» **Given request**: Reproduce each line exactly, including spacing and punctuation.

○ ○ ○ ○

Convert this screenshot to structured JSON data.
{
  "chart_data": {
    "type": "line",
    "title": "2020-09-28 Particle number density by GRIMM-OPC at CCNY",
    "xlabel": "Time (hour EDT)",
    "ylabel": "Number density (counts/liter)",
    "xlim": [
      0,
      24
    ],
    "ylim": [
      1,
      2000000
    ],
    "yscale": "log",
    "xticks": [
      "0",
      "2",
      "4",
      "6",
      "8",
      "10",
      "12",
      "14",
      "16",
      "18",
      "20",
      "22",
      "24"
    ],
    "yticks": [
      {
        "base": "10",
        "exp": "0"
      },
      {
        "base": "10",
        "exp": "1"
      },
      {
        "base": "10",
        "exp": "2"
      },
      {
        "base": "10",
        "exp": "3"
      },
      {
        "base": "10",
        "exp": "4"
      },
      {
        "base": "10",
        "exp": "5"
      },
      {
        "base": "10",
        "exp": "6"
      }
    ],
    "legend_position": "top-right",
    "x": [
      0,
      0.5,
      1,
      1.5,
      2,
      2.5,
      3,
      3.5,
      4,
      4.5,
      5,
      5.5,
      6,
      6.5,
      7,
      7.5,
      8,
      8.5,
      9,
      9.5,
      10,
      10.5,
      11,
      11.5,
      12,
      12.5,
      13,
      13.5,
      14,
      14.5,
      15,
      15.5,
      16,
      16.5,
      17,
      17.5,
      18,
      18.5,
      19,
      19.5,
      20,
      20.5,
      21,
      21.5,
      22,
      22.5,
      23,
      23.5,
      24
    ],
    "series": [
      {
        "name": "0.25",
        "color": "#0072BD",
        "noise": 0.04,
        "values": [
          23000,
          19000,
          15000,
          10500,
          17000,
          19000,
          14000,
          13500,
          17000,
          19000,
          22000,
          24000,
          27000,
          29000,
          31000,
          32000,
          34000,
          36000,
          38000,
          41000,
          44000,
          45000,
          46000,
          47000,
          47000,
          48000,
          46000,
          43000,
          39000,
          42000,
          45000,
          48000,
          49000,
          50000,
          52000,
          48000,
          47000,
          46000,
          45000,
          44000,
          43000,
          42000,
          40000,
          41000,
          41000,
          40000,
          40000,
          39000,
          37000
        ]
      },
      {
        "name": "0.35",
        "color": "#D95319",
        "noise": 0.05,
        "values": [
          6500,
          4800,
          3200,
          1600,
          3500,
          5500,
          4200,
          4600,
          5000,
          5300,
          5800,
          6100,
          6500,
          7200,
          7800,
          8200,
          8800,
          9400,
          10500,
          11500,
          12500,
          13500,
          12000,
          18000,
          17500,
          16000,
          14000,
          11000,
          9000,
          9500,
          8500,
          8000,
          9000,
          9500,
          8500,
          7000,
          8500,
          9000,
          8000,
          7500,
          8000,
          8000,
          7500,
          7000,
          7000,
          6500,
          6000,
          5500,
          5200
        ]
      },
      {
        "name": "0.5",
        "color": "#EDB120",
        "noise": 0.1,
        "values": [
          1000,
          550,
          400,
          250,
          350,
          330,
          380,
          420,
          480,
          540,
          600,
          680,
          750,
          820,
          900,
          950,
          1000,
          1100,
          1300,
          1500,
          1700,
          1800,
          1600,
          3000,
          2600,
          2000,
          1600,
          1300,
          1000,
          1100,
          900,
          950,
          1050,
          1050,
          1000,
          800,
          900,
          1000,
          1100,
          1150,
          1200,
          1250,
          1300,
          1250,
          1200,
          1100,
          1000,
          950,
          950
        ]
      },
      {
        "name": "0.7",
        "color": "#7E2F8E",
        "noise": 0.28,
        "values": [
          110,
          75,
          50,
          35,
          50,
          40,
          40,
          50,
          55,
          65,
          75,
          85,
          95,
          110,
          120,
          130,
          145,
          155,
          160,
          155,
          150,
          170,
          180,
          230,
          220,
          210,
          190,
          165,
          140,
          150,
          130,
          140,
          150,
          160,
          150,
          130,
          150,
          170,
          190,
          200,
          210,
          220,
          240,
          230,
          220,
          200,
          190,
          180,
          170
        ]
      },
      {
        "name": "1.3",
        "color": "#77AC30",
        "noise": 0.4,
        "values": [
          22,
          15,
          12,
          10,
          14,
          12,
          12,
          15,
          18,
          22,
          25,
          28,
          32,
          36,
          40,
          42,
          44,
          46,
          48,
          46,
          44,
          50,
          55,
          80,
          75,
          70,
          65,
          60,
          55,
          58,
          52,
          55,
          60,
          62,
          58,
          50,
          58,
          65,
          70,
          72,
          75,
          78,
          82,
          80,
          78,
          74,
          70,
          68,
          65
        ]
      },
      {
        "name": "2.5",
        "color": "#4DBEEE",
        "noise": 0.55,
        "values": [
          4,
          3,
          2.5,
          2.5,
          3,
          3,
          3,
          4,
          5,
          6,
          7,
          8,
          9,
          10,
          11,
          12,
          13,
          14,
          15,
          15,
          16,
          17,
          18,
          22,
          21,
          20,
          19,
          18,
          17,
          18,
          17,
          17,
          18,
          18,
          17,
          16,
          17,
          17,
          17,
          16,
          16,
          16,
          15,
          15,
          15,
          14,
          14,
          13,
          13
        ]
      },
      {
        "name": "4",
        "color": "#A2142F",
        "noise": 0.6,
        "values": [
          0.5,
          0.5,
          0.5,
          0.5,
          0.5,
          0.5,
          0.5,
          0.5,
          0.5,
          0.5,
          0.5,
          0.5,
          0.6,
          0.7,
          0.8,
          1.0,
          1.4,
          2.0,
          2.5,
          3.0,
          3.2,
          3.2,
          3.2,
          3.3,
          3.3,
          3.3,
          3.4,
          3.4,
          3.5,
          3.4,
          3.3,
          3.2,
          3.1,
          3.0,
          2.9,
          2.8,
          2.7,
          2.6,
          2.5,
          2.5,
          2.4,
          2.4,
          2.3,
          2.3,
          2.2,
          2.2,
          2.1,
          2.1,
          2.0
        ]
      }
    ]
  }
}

○ ○ ○ ○

» **Reply**:
Convert this screenshot to structured JSON data.
{
  "chart_data": {
    "type": "line",
    "title": "2020-09-28 Particle number density by GRIMM-OPC at CCNY",
    "xlabel": "Time (hour EDT)",
    "ylabel": "Number density (counts/liter)",
    "xlim": [
      0,
      24
    ],
    "ylim": [
      1,
      2000000
    ],
    "yscale": "log",
    "xticks": [
      "0",
      "2",
      "4",
      "6",
      "8",
      "10",
      "12",
      "14",
      "16",
      "18",
      "20",
      "22",
      "24"
    ],
    "yticks": [
      {
        "base": "10",
        "exp": "0"
      },
      {
        "base": "10",
        "exp": "1"
      },
      {
        "base": "10",
        "exp": "2"
      },
      {
        "base": "10",
        "exp": "3"
      },
      {
        "base": "10",
        "exp": "4"
      },
      {
        "base": "10",
        "exp": "5"
      },
      {
        "base": "10",
        "exp": "6"
      }
    ],
    "legend_position": "top-right",
    "x": [
      0,
      0.5,
      1,
      1.5,
      2,
      2.5,
      3,
      3.5,
      4,
      4.5,
      5,
      5.5,
      6,
      6.5,
      7,
      7.5,
      8,
      8.5,
      9,
      9.5,
      10,
      10.5,
      11,
      11.5,
      12,
      12.5,
      13,
      13.5,
      14,
      14.5,
      15,
      15.5,
      16,
      16.5,
      17,
      17.5,
      18,
      18.5,
      19,
      19.5,
      20,
      20.5,
      21,
      21.5,
      22,
      22.5,
      23,
      23.5,
      24
    ],
    "series": [
      {
        "name": "0.25",
        "color": "#0072BD",
        "noise": 0.04,
        "values": [
          23000,
          19000,
          15000,
          10500,
          17000,
          19000,
          14000,
          13500,
          17000,
          19000,
          22000,
          24000,
          27000,
          29000,
          31000,
          32000,
          34000,
          36000,
          38000,
          41000,
          44000,
          45000,
          46000,
          47000,
          47000,
          48000,
          46000,
          43000,
          39000,
          42000,
          45000,
          48000,
          49000,
          50000,
          52000,
          48000,
          47000,
          46000,
          45000,
          44000,
          43000,
          42000,
          40000,
          41000,
          41000,
          40000,
          40000,
          39000,
          37000
        ]
      },
      {
        "name": "0.35",
        "color": "#D95319",
        "noise": 0.05,
        "values": [
          6500,
          4800,
          3200,
          1600,
          3500,
          5500,
          4200,
          4600,
          5000,
          5300,
          5800,
          6100,
          6500,
          7200,
          7800,
          8200,
          8800,
          9400,
          10500,
          11500,
          12500,
          13500,
          12000,
          18000,
          17500,
          16000,
          14000,
          11000,
          9000,
          9500,
          8500,
          8000,
          9000,
          9500,
          8500,
          7000,
          8500,
          9000,
          8000,
          7500,
          8000,
          8000,
          7500,
          7000,
          7000,
          6500,
          6000,
          5500,
          5200
        ]
      },
      {
        "name": "0.5",
        "color": "#EDB120",
        "noise": 0.1,
        "values": [
          1000,
          550,
          400,
          250,
          350,
          330,
          380,
          420,
          480,
          540,
          600,
          680,
          750,
          820,
          900,
          950,
          1000,
          1100,
          1300,
          1500,
          1700,
          1800,
          1600,
          3000,
          2600,
          2000,
          1600,
          1300,
          1000,
          1100,
          900,
          950,
          1050,
          1050,
          1000,
          800,
          900,
          1000,
          1100,
          1150,
          1200,
          1250,
          1300,
          1250,
          1200,
          1100,
          1000,
          950,
          950
        ]
      },
      {
        "name": "0.7",
        "color": "#7E2F8E",
        "noise": 0.28,
        "values": [
          110,
          75,
          50,
          35,
          50,
          40,
          40,
          50,
          55,
          65,
          75,
          85,
          95,
          110,
          120,
          130,
          145,
          155,
          160,
          155,
          150,
          170,
          180,
          230,
          220,
          210,
          190,
          165,
          140,
          150,
          130,
          140,
          150,
          160,
          150,
          130,
          150,
          170,
          190,
          200,
          210,
          220,
          240,
          230,
          220,
          200,
          190,
          180,
          170
        ]
      },
      {
        "name": "1.3",
        "color": "#77AC30",
        "noise": 0.4,
        "values": [
          22,
          15,
          12,
          10,
          14,
          12,
          12,
          15,
          18,
          22,
          25,
          28,
          32,
          36,
          40,
          42,
          44,
          46,
          48,
          46,
          44,
          50,
          55,
          80,
          75,
          70,
          65,
          60,
          55,
          58,
          52,
          55,
          60,
          62,
          58,
          50,
          58,
          65,
          70,
          72,
          75,
          78,
          82,
          80,
          78,
          74,
          70,
          68,
          65
        ]
      },
      {
        "name": "2.5",
        "color": "#4DBEEE",
        "noise": 0.55,
        "values": [
          4,
          3,
          2.5,
          2.5,
          3,
          3,
          3,
          4,
          5,
          6,
          7,
          8,
          9,
          10,
          11,
          12,
          13,
          14,
          15,
          15,
          16,
          17,
          18,
          22,
          21,
          20,
          19,
          18,
          17,
          18,
          17,
          17,
          18,
          18,
          17,
          16,
          17,
          17,
          17,
          16,
          16,
          16,
          15,
          15,
          15,
          14,
          14,
          13,
          13
        ]
      },
      {
        "name": "4",
        "color": "#A2142F",
        "noise": 0.6,
        "values": [
          0.5,
          0.5,
          0.5,
          0.5,
          0.5,
          0.5,
          0.5,
          0.5,
          0.5,
          0.5,
          0.5,
          0.5,
          0.6,
          0.7,
          0.8,
          1.0,
          1.4,
          2.0,
          2.5,
          3.0,
          3.2,
          3.2,
          3.2,
          3.3,
          3.3,
          3.3,
          3.4,
          3.4,
          3.5,
          3.4,
          3.3,
          3.2,
          3.1,
          3.0,
          2.9,
          2.8,
          2.7,
          2.6,
          2.5,
          2.5,
          2.4,
          2.4,
          2.3,
          2.3,
          2.2,
          2.2,
          2.1,
          2.1,
          2.0
        ]
      }
    ]
  }
}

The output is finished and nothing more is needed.